Reproduce every record below exactly as written, leaving out any pictures.

[Dataset excerpt]
_ _ _ _ _

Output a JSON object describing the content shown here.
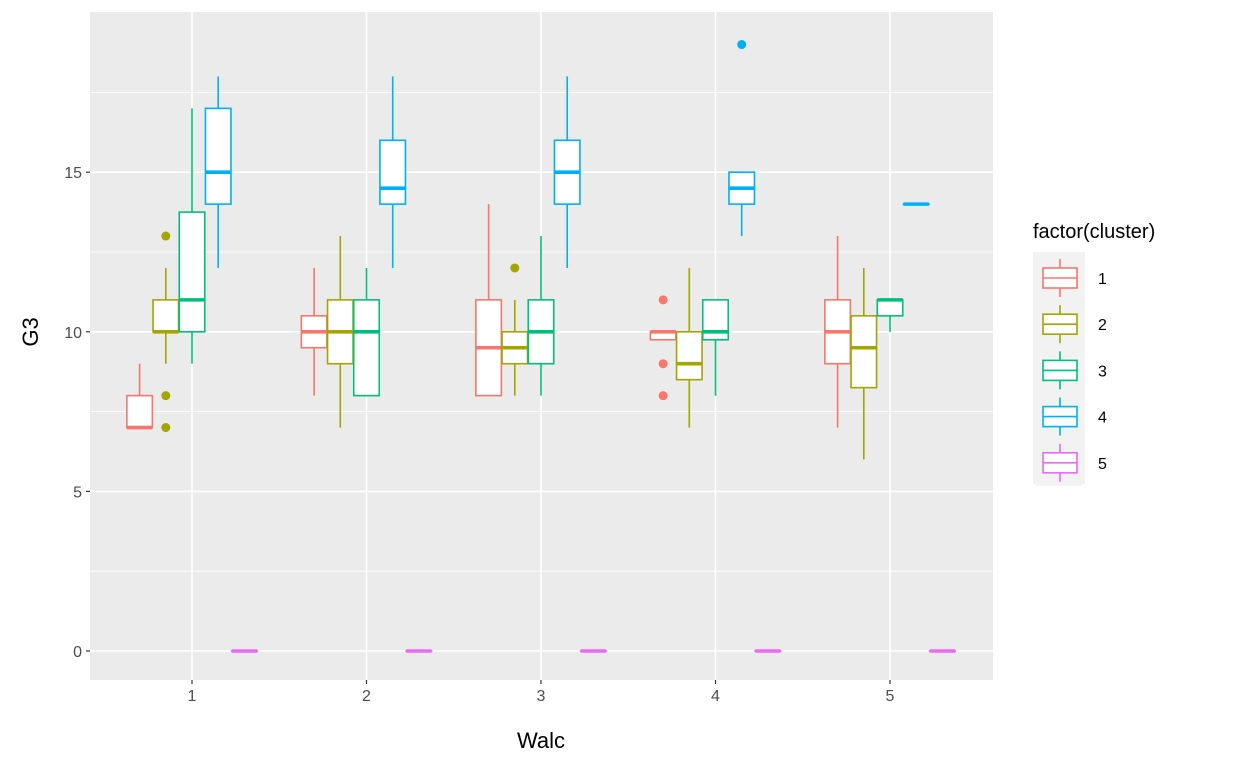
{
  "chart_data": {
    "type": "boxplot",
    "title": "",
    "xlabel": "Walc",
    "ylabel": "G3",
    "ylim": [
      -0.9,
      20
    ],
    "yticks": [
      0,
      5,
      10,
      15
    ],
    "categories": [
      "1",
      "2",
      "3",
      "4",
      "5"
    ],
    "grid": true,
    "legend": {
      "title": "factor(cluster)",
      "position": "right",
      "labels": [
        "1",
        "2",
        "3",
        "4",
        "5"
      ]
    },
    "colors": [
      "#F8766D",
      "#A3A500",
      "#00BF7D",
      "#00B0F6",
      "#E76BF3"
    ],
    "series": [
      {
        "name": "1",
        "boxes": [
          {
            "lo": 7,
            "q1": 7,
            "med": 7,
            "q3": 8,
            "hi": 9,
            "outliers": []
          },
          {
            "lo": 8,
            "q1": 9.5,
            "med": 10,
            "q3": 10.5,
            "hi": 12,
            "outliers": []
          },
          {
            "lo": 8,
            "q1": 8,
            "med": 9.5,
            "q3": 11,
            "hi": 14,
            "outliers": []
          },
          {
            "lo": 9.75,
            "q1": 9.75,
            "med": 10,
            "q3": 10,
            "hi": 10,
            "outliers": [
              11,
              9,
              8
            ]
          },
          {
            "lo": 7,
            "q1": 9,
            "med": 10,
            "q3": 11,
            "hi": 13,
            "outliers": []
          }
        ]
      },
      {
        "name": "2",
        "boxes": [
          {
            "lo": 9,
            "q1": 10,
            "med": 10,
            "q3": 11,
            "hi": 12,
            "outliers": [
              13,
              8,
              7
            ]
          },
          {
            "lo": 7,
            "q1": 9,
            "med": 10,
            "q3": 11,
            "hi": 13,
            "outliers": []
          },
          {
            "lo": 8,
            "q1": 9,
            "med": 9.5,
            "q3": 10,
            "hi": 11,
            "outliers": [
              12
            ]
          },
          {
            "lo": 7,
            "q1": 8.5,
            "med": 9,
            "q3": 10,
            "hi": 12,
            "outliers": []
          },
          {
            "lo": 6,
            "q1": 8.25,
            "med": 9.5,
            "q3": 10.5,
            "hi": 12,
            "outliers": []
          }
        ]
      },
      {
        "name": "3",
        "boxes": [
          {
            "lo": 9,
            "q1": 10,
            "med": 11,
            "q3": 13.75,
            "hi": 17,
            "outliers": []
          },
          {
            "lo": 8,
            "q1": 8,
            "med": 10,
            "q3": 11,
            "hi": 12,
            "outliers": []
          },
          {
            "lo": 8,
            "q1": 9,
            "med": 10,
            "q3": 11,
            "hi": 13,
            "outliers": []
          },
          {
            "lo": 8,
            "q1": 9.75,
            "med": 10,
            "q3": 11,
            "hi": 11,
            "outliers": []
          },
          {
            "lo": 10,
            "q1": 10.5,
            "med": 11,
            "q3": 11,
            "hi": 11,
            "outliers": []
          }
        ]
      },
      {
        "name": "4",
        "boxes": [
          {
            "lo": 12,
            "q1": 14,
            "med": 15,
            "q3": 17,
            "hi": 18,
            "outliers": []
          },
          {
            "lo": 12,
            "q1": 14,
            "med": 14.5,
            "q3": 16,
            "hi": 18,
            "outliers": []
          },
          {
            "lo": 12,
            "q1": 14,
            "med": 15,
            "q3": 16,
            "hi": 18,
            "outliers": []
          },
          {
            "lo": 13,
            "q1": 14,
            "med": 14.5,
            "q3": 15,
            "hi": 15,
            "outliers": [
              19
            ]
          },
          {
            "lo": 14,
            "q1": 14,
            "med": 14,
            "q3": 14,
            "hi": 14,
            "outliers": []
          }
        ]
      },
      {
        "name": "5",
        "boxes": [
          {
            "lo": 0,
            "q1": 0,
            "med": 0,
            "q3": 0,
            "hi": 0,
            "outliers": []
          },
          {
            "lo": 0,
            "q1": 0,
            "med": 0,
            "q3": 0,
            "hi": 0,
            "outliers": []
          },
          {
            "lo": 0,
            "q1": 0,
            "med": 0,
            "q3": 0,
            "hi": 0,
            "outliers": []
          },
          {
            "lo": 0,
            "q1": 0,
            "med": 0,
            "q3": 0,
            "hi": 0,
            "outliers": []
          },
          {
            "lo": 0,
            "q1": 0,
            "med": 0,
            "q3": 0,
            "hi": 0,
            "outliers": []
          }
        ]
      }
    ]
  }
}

_ _ _ _ _

Reply -
Output a JSON object describing the content shown here.
{
  "chart_data": {
    "type": "boxplot",
    "title": "",
    "xlabel": "Walc",
    "ylabel": "G3",
    "ylim": [
      -0.9,
      20
    ],
    "yticks": [
      0,
      5,
      10,
      15
    ],
    "categories": [
      "1",
      "2",
      "3",
      "4",
      "5"
    ],
    "grid": true,
    "legend": {
      "title": "factor(cluster)",
      "position": "right",
      "labels": [
        "1",
        "2",
        "3",
        "4",
        "5"
      ]
    },
    "colors": [
      "#F8766D",
      "#A3A500",
      "#00BF7D",
      "#00B0F6",
      "#E76BF3"
    ],
    "series": [
      {
        "name": "1",
        "boxes": [
          {
            "lo": 7,
            "q1": 7,
            "med": 7,
            "q3": 8,
            "hi": 9,
            "outliers": []
          },
          {
            "lo": 8,
            "q1": 9.5,
            "med": 10,
            "q3": 10.5,
            "hi": 12,
            "outliers": []
          },
          {
            "lo": 8,
            "q1": 8,
            "med": 9.5,
            "q3": 11,
            "hi": 14,
            "outliers": []
          },
          {
            "lo": 9.75,
            "q1": 9.75,
            "med": 10,
            "q3": 10,
            "hi": 10,
            "outliers": [
              11,
              9,
              8
            ]
          },
          {
            "lo": 7,
            "q1": 9,
            "med": 10,
            "q3": 11,
            "hi": 13,
            "outliers": []
          }
        ]
      },
      {
        "name": "2",
        "boxes": [
          {
            "lo": 9,
            "q1": 10,
            "med": 10,
            "q3": 11,
            "hi": 12,
            "outliers": [
              13,
              8,
              7
            ]
          },
          {
            "lo": 7,
            "q1": 9,
            "med": 10,
            "q3": 11,
            "hi": 13,
            "outliers": []
          },
          {
            "lo": 8,
            "q1": 9,
            "med": 9.5,
            "q3": 10,
            "hi": 11,
            "outliers": [
              12
            ]
          },
          {
            "lo": 7,
            "q1": 8.5,
            "med": 9,
            "q3": 10,
            "hi": 12,
            "outliers": []
          },
          {
            "lo": 6,
            "q1": 8.25,
            "med": 9.5,
            "q3": 10.5,
            "hi": 12,
            "outliers": []
          }
        ]
      },
      {
        "name": "3",
        "boxes": [
          {
            "lo": 9,
            "q1": 10,
            "med": 11,
            "q3": 13.75,
            "hi": 17,
            "outliers": []
          },
          {
            "lo": 8,
            "q1": 8,
            "med": 10,
            "q3": 11,
            "hi": 12,
            "outliers": []
          },
          {
            "lo": 8,
            "q1": 9,
            "med": 10,
            "q3": 11,
            "hi": 13,
            "outliers": []
          },
          {
            "lo": 8,
            "q1": 9.75,
            "med": 10,
            "q3": 11,
            "hi": 11,
            "outliers": []
          },
          {
            "lo": 10,
            "q1": 10.5,
            "med": 11,
            "q3": 11,
            "hi": 11,
            "outliers": []
          }
        ]
      },
      {
        "name": "4",
        "boxes": [
          {
            "lo": 12,
            "q1": 14,
            "med": 15,
            "q3": 17,
            "hi": 18,
            "outliers": []
          },
          {
            "lo": 12,
            "q1": 14,
            "med": 14.5,
            "q3": 16,
            "hi": 18,
            "outliers": []
          },
          {
            "lo": 12,
            "q1": 14,
            "med": 15,
            "q3": 16,
            "hi": 18,
            "outliers": []
          },
          {
            "lo": 13,
            "q1": 14,
            "med": 14.5,
            "q3": 15,
            "hi": 15,
            "outliers": [
              19
            ]
          },
          {
            "lo": 14,
            "q1": 14,
            "med": 14,
            "q3": 14,
            "hi": 14,
            "outliers": []
          }
        ]
      },
      {
        "name": "5",
        "boxes": [
          {
            "lo": 0,
            "q1": 0,
            "med": 0,
            "q3": 0,
            "hi": 0,
            "outliers": []
          },
          {
            "lo": 0,
            "q1": 0,
            "med": 0,
            "q3": 0,
            "hi": 0,
            "outliers": []
          },
          {
            "lo": 0,
            "q1": 0,
            "med": 0,
            "q3": 0,
            "hi": 0,
            "outliers": []
          },
          {
            "lo": 0,
            "q1": 0,
            "med": 0,
            "q3": 0,
            "hi": 0,
            "outliers": []
          },
          {
            "lo": 0,
            "q1": 0,
            "med": 0,
            "q3": 0,
            "hi": 0,
            "outliers": []
          }
        ]
      }
    ]
  }
}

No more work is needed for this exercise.